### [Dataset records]

-.-.-

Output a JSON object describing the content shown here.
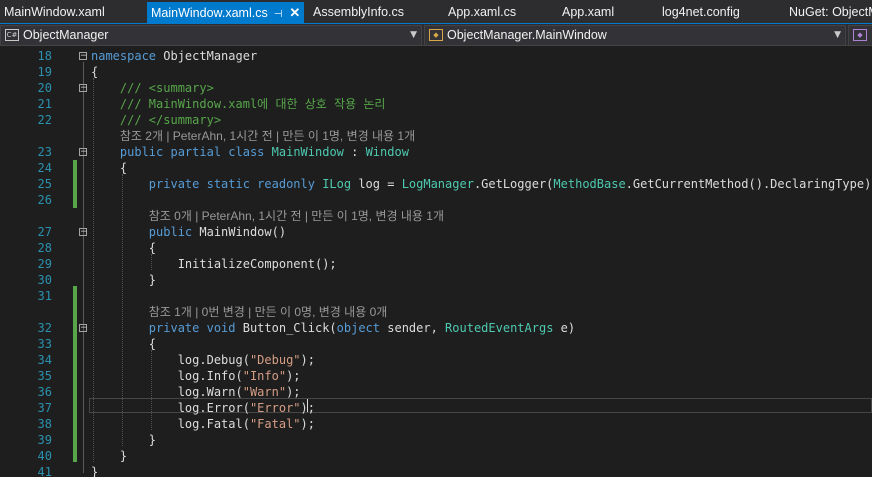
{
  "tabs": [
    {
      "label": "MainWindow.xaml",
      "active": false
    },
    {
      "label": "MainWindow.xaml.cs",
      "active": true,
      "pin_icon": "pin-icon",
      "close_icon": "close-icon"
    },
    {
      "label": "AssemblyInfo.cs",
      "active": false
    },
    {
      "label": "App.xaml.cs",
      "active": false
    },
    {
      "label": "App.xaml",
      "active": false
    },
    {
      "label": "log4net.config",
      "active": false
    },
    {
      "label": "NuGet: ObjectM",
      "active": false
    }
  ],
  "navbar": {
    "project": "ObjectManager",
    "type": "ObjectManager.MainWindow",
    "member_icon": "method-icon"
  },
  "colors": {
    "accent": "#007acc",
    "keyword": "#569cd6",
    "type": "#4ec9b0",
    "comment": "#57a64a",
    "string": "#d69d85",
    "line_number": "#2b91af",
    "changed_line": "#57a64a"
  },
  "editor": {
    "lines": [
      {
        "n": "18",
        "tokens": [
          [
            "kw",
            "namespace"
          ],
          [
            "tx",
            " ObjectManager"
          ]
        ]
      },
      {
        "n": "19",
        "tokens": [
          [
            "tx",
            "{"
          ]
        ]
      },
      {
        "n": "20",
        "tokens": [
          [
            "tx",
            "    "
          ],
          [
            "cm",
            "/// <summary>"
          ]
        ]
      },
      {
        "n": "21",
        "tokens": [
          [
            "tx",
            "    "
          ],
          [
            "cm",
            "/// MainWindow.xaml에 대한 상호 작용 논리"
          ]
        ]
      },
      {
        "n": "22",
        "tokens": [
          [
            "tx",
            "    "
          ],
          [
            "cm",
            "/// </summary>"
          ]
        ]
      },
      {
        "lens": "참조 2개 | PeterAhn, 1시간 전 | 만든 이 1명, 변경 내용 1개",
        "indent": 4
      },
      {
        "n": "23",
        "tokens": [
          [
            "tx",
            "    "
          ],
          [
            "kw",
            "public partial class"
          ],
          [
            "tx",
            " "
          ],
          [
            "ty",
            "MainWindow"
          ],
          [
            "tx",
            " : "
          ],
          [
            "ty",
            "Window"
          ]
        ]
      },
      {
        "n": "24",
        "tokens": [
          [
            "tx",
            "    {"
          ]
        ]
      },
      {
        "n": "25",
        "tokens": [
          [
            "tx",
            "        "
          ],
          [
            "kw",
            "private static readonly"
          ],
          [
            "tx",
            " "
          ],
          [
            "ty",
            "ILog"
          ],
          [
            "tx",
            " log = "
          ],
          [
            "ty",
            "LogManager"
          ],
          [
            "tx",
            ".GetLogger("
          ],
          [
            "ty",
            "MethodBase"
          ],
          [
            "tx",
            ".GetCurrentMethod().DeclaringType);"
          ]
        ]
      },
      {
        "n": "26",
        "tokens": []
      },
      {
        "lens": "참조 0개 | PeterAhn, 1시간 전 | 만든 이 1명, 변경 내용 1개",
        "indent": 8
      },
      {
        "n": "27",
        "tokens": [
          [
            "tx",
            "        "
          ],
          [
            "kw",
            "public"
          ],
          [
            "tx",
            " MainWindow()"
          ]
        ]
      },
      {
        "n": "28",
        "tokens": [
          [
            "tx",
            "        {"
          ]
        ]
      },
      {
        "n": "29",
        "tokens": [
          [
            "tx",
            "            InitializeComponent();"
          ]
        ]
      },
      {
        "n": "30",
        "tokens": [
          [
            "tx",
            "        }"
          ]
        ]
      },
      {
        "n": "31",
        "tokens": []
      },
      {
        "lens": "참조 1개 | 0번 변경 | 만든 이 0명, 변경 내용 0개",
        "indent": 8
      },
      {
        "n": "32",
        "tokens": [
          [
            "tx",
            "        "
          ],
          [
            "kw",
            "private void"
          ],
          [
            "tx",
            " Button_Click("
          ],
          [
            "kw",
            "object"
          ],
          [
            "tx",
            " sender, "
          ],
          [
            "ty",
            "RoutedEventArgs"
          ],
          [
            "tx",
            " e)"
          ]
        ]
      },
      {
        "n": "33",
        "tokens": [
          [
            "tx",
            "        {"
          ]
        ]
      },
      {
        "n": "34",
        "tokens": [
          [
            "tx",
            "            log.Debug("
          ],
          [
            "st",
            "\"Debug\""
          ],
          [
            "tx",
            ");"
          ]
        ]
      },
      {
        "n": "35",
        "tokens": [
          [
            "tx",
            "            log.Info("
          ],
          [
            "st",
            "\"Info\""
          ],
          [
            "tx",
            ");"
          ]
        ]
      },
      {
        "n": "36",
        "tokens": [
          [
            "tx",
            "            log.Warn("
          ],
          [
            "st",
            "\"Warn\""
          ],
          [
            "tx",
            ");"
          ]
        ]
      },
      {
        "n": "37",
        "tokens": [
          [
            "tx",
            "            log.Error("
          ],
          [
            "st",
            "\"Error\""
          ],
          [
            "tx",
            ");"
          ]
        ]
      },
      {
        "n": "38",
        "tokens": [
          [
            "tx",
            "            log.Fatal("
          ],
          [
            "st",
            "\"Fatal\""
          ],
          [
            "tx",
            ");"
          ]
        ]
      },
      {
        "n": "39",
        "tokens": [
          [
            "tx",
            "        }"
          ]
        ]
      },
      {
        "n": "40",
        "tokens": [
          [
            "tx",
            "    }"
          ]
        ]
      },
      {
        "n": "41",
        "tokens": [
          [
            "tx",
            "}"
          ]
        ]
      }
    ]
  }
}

-.-.-

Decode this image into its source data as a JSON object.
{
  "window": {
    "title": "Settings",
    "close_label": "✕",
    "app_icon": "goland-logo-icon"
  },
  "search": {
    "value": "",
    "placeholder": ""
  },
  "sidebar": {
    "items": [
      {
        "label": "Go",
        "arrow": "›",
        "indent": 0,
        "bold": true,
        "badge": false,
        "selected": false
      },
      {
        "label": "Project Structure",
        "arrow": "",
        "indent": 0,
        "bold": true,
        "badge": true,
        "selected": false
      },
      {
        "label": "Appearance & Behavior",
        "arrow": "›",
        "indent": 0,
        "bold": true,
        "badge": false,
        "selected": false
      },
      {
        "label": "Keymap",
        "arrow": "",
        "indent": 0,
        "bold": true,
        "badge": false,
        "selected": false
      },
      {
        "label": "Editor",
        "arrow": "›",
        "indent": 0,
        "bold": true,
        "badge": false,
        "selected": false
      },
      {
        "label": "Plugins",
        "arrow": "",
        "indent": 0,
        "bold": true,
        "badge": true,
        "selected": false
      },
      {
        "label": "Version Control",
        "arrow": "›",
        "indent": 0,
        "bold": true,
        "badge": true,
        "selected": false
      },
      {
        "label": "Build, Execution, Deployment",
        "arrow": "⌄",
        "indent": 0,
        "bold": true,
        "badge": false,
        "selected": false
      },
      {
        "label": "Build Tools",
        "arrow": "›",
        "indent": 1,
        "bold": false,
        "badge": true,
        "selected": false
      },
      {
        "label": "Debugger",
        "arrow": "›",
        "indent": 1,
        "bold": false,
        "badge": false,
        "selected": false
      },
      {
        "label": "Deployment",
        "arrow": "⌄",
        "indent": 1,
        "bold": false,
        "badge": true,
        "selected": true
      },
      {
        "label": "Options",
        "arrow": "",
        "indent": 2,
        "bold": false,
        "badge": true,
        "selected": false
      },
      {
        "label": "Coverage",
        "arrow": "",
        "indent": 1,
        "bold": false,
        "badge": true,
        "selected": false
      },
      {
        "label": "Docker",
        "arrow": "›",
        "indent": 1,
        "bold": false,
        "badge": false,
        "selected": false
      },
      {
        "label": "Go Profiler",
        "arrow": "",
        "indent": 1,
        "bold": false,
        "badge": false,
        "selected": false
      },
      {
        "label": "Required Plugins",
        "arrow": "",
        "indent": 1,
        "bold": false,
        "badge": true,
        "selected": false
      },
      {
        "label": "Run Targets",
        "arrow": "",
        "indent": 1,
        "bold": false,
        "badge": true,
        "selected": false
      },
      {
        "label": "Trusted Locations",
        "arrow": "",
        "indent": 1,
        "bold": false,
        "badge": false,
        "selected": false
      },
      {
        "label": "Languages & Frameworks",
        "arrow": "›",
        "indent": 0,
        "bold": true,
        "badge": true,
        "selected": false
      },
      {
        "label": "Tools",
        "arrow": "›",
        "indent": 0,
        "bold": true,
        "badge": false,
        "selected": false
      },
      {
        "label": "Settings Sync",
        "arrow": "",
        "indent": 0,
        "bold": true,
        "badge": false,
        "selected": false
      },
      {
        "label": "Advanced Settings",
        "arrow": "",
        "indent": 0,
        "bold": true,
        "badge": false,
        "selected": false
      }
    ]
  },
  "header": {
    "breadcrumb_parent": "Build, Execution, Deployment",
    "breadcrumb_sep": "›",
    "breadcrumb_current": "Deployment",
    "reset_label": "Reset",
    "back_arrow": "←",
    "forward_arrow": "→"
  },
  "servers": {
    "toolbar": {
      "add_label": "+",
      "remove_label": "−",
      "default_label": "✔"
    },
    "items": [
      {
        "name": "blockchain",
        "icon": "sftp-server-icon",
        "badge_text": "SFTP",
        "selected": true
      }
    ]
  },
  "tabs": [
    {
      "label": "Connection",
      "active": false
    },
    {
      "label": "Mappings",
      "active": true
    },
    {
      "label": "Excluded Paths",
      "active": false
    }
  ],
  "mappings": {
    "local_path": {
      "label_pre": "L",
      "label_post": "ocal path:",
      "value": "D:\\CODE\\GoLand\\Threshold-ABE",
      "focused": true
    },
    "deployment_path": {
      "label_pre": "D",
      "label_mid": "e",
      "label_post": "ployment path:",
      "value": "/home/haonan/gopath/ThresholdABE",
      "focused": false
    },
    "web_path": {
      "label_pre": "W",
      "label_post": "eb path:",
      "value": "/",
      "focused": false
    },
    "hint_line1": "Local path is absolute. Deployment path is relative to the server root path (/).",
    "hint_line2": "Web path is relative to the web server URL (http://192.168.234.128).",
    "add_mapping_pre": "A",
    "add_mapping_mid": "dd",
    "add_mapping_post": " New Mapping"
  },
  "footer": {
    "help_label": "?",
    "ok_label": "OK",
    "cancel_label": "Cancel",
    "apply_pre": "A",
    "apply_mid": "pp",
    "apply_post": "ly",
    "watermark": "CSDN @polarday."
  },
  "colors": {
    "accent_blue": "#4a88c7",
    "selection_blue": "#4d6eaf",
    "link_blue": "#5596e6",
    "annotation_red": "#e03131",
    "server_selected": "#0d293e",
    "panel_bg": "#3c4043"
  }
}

-.-.-

### [SET EXERCISE]
Within the listing above, work out how many lines contain the string "relative", and reply with that number only.

### [EXERCISE OUTPUT]
2